**Exercise directions:**
Leave out the pictures and copy every record exactly.

==== Raw records ====

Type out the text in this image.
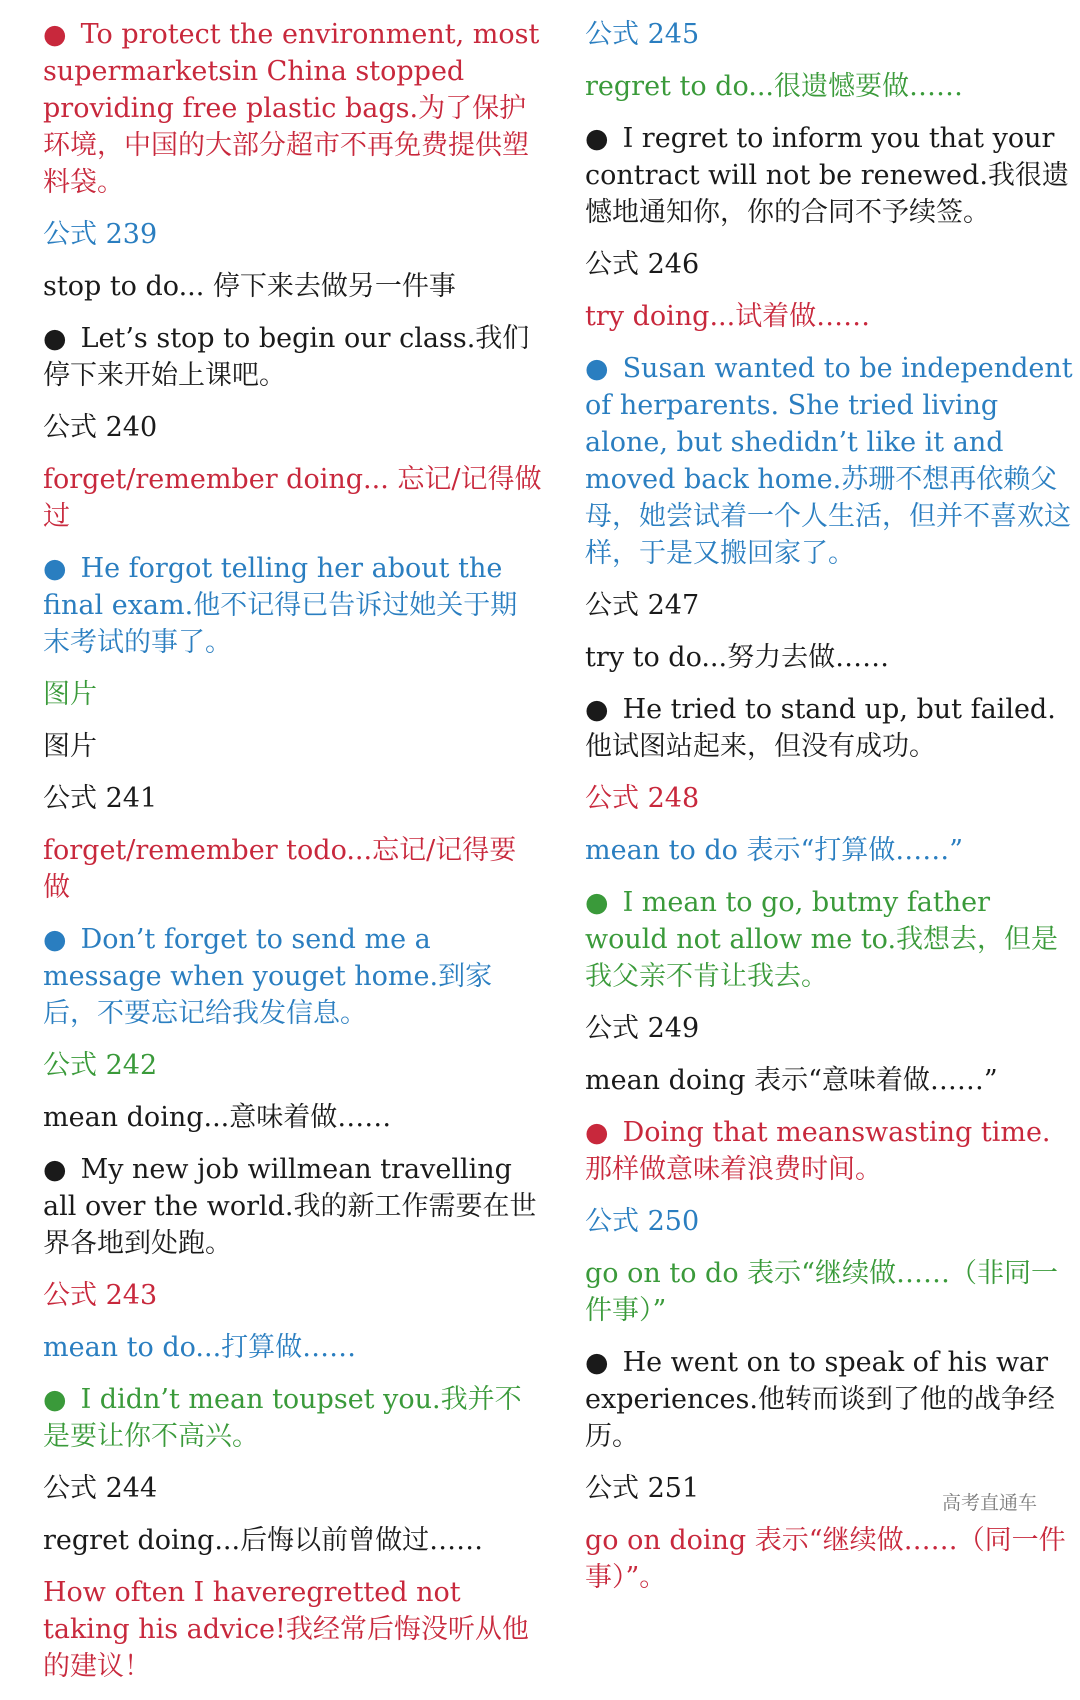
● To protect the environment, most supermarketsin China stopped providing free plastic bags.为了保护环境，中国的大部分超市不再免费提供塑料袋。

公式 239

stop to do... 停下来去做另一件事

● Let’s stop to begin our class.我们停下来开始上课吧。

公式 240

forget/remember doing... 忘记/记得做过

● He forgot telling her about the final exam.他不记得已告诉过她关于期末考试的事了。

图片

图片

公式 241

forget/remember todo...忘记/记得要做

● Don’t forget to send me a message when youget home.到家后，不要忘记给我发信息。

公式 242

mean doing...意味着做……

● My new job willmean travelling all over the world.我的新工作需要在世界各地到处跑。

公式 243

mean to do...打算做……

● I didn’t mean toupset you.我并不是要让你不高兴。

公式 244

regret doing...后悔以前曾做过……

How often I haveregretted not taking his advice!我经常后悔没听从他的建议！

公式 245

regret to do...很遗憾要做……

● I regret to inform you that your contract will not be renewed.我很遗憾地通知你，你的合同不予续签。

公式 246

try doing...试着做……

● Susan wanted to be independent of herparents. She tried living alone, but shedidn’t like it and moved back home.苏珊不想再依赖父母，她尝试着一个人生活，但并不喜欢这样，于是又搬回家了。

公式 247

try to do...努力去做……

● He tried to stand up, but failed.他试图站起来，但没有成功。

公式 248

mean to do 表示“打算做……”

● I mean to go, butmy father would not allow me to.我想去，但是我父亲不肯让我去。

公式 249

mean doing 表示“意味着做……”

● Doing that meanswasting time.那样做意味着浪费时间。

公式 250

go on to do 表示“继续做……（非同一件事）”

● He went on to speak of his war experiences.他转而谈到了他的战争经历。

公式 251

go on doing 表示“继续做……（同一件事）”。

高考直通车
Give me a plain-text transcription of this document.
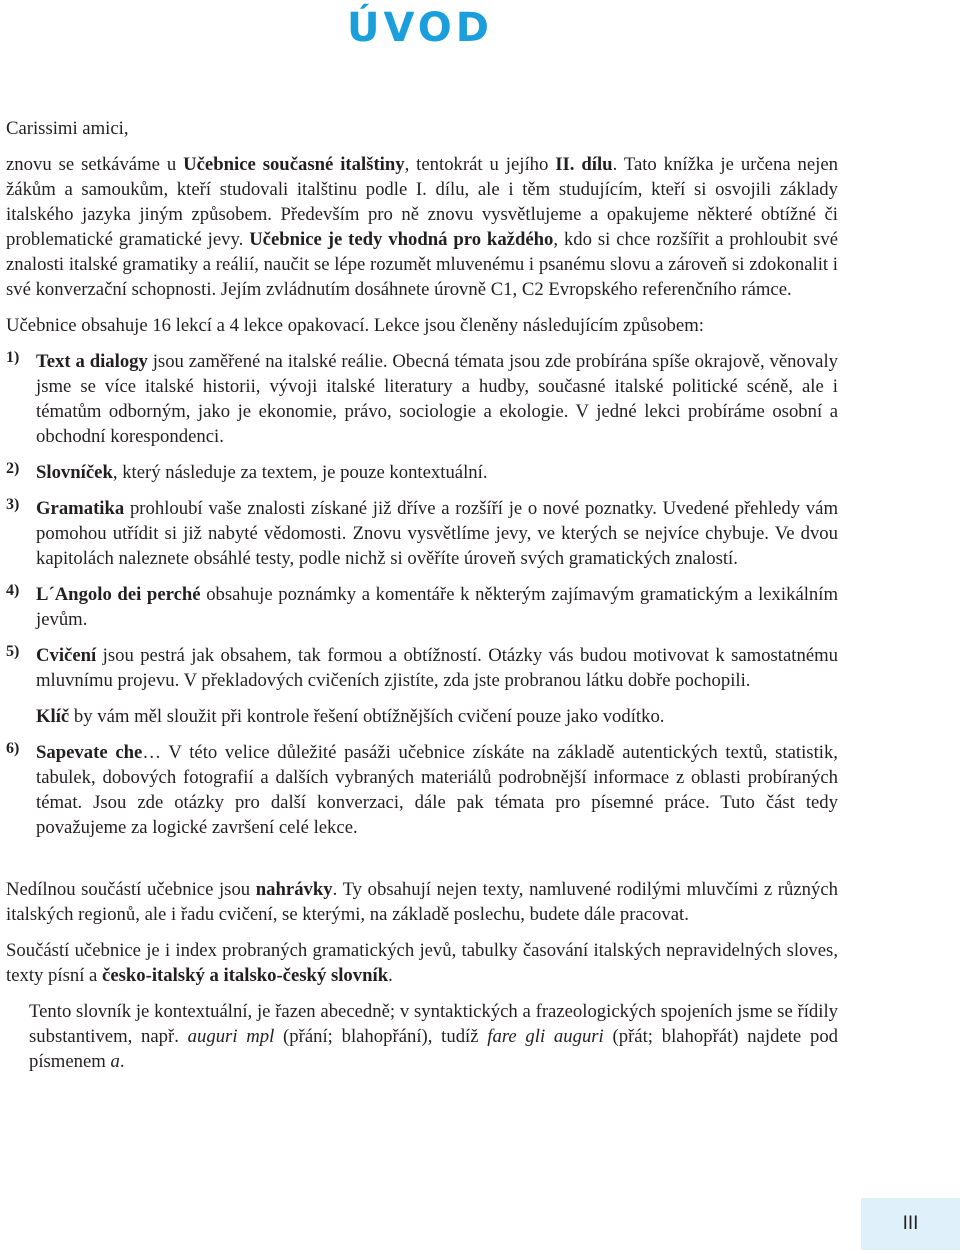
ÚVOD

Carissimi amici,

znovu se setkáváme u Učebnice současné italštiny, tentokrát u jejího II. dílu. Tato knížka je určena nejen žákům a samoukům, kteří studovali italštinu podle I. dílu, ale i těm studujícím, kteří si osvojili základy italského jazyka jiným způsobem. Především pro ně znovu vysvětlujeme a opakujeme některé obtížné či problematické gramatické jevy. Učebnice je tedy vhodná pro každého, kdo si chce rozšířit a prohloubit své znalosti italské gramatiky a reálií, naučit se lépe rozumět mluvenému i psanému slovu a zároveň si zdokonalit i své konverzační schopnosti. Jejím zvládnutím dosáhnete úrovně C1, C2 Evropského referenčního rámce.

Učebnice obsahuje 16 lekcí a 4 lekce opakovací. Lekce jsou členěny následujícím způsobem:

1) Text a dialogy jsou zaměřené na italské reálie. Obecná témata jsou zde probírána spíše okrajově, věnovaly jsme se více italské historii, vývoji italské literatury a hudby, současné italské politické scéně, ale i tématům odborným, jako je ekonomie, právo, sociologie a ekologie. V jedné lekci probíráme osobní a obchodní korespondenci.

2) Slovníček, který následuje za textem, je pouze kontextuální.

3) Gramatika prohloubí vaše znalosti získané již dříve a rozšíří je o nové poznatky. Uvedené přehledy vám pomohou utřídit si již nabyté vědomosti. Znovu vysvětlíme jevy, ve kterých se nejvíce chybuje. Ve dvou kapitolách naleznete obsáhlé testy, podle nichž si ověříte úroveň svých gramatických znalostí.

4) L´Angolo dei perché obsahuje poznámky a komentáře k některým zajímavým gramatickým a lexikálním jevům.

5) Cvičení jsou pestrá jak obsahem, tak formou a obtížností. Otázky vás budou motivovat k samostatnému mluvnímu projevu. V překladových cvičeních zjistíte, zda jste probranou látku dobře pochopili.

Klíč by vám měl sloužit při kontrole řešení obtížnějších cvičení pouze jako vodítko.

6) Sapevate che… V této velice důležité pasáži učebnice získáte na základě autentických textů, statistik, tabulek, dobových fotografií a dalších vybraných materiálů podrobnější informace z oblasti probíraných témat. Jsou zde otázky pro další konverzaci, dále pak témata pro písemné práce. Tuto část tedy považujeme za logické završení celé lekce.

Nedílnou součástí učebnice jsou nahrávky. Ty obsahují nejen texty, namluvené rodilými mluvčími z různých italských regionů, ale i řadu cvičení, se kterými, na základě poslechu, budete dále pracovat.

Součástí učebnice je i index probraných gramatických jevů, tabulky časování italských nepravidelných sloves, texty písní a česko-italský a italsko-český slovník.

Tento slovník je kontextuální, je řazen abecedně; v syntaktických a frazeologických spojeních jsme se řídily substantivem, např. auguri mpl (přání; blahopřání), tudíž fare gli auguri (přát; blahopřát) najdete pod písmenem a.

III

====

**Answer to the task:**
Type out the text in this image.
● To protect the environment, most supermarketsin China stopped providing free plastic bags.为了保护环境，中国的大部分超市不再免费提供塑料袋。

公式 239

stop to do... 停下来去做另一件事

● Let’s stop to begin our class.我们停下来开始上课吧。

公式 240

forget/remember doing... 忘记/记得做过

● He forgot telling her about the final exam.他不记得已告诉过她关于期末考试的事了。

图片

图片

公式 241

forget/remember todo...忘记/记得要做

● Don’t forget to send me a message when youget home.到家后，不要忘记给我发信息。

公式 242

mean doing...意味着做……

● My new job willmean travelling all over the world.我的新工作需要在世界各地到处跑。

公式 243

mean to do...打算做……

● I didn’t mean toupset you.我并不是要让你不高兴。

公式 244

regret doing...后悔以前曾做过……

How often I haveregretted not taking his advice!我经常后悔没听从他的建议！

公式 245

regret to do...很遗憾要做……

● I regret to inform you that your contract will not be renewed.我很遗憾地通知你，你的合同不予续签。

公式 246

try doing...试着做……

● Susan wanted to be independent of herparents. She tried living alone, but shedidn’t like it and moved back home.苏珊不想再依赖父母，她尝试着一个人生活，但并不喜欢这样，于是又搬回家了。

公式 247

try to do...努力去做……

● He tried to stand up, but failed.他试图站起来，但没有成功。

公式 248

mean to do 表示“打算做……”

● I mean to go, butmy father would not allow me to.我想去，但是我父亲不肯让我去。

公式 249

mean doing 表示“意味着做……”

● Doing that meanswasting time.那样做意味着浪费时间。

公式 250

go on to do 表示“继续做……（非同一件事）”

● He went on to speak of his war experiences.他转而谈到了他的战争经历。

公式 251

go on doing 表示“继续做……（同一件事）”。

高考直通车
Give me a plain-text transcription of this document.
ÚVOD

Carissimi amici,

znovu se setkáváme u Učebnice současné italštiny, tentokrát u jejího II. dílu. Tato knížka je určena nejen žákům a samoukům, kteří studovali italštinu podle I. dílu, ale i těm studujícím, kteří si osvojili základy italského jazyka jiným způsobem. Především pro ně znovu vysvětlujeme a opakujeme některé obtížné či problematické gramatické jevy. Učebnice je tedy vhodná pro každého, kdo si chce rozšířit a prohloubit své znalosti italské gramatiky a reálií, naučit se lépe rozumět mluvenému i psanému slovu a zároveň si zdokonalit i své konverzační schopnosti. Jejím zvládnutím dosáhnete úrovně C1, C2 Evropského referenčního rámce.

Učebnice obsahuje 16 lekcí a 4 lekce opakovací. Lekce jsou členěny následujícím způsobem:

1) Text a dialogy jsou zaměřené na italské reálie. Obecná témata jsou zde probírána spíše okrajově, věnovaly jsme se více italské historii, vývoji italské literatury a hudby, současné italské politické scéně, ale i tématům odborným, jako je ekonomie, právo, sociologie a ekologie. V jedné lekci probíráme osobní a obchodní korespondenci.

2) Slovníček, který následuje za textem, je pouze kontextuální.

3) Gramatika prohloubí vaše znalosti získané již dříve a rozšíří je o nové poznatky. Uvedené přehledy vám pomohou utřídit si již nabyté vědomosti. Znovu vysvětlíme jevy, ve kterých se nejvíce chybuje. Ve dvou kapitolách naleznete obsáhlé testy, podle nichž si ověříte úroveň svých gramatických znalostí.

4) L´Angolo dei perché obsahuje poznámky a komentáře k některým zajímavým gramatickým a lexikálním jevům.

5) Cvičení jsou pestrá jak obsahem, tak formou a obtížností. Otázky vás budou motivovat k samostatnému mluvnímu projevu. V překladových cvičeních zjistíte, zda jste probranou látku dobře pochopili.

Klíč by vám měl sloužit při kontrole řešení obtížnějších cvičení pouze jako vodítko.

6) Sapevate che… V této velice důležité pasáži učebnice získáte na základě autentických textů, statistik, tabulek, dobových fotografií a dalších vybraných materiálů podrobnější informace z oblasti probíraných témat. Jsou zde otázky pro další konverzaci, dále pak témata pro písemné práce. Tuto část tedy považujeme za logické završení celé lekce.

Nedílnou součástí učebnice jsou nahrávky. Ty obsahují nejen texty, namluvené rodilými mluvčími z různých italských regionů, ale i řadu cvičení, se kterými, na základě poslechu, budete dále pracovat.

Součástí učebnice je i index probraných gramatických jevů, tabulky časování italských nepravidelných sloves, texty písní a česko-italský a italsko-český slovník.

Tento slovník je kontextuální, je řazen abecedně; v syntaktických a frazeologických spojeních jsme se řídily substantivem, např. auguri mpl (přání; blahopřání), tudíž fare gli auguri (přát; blahopřát) najdete pod písmenem a.

III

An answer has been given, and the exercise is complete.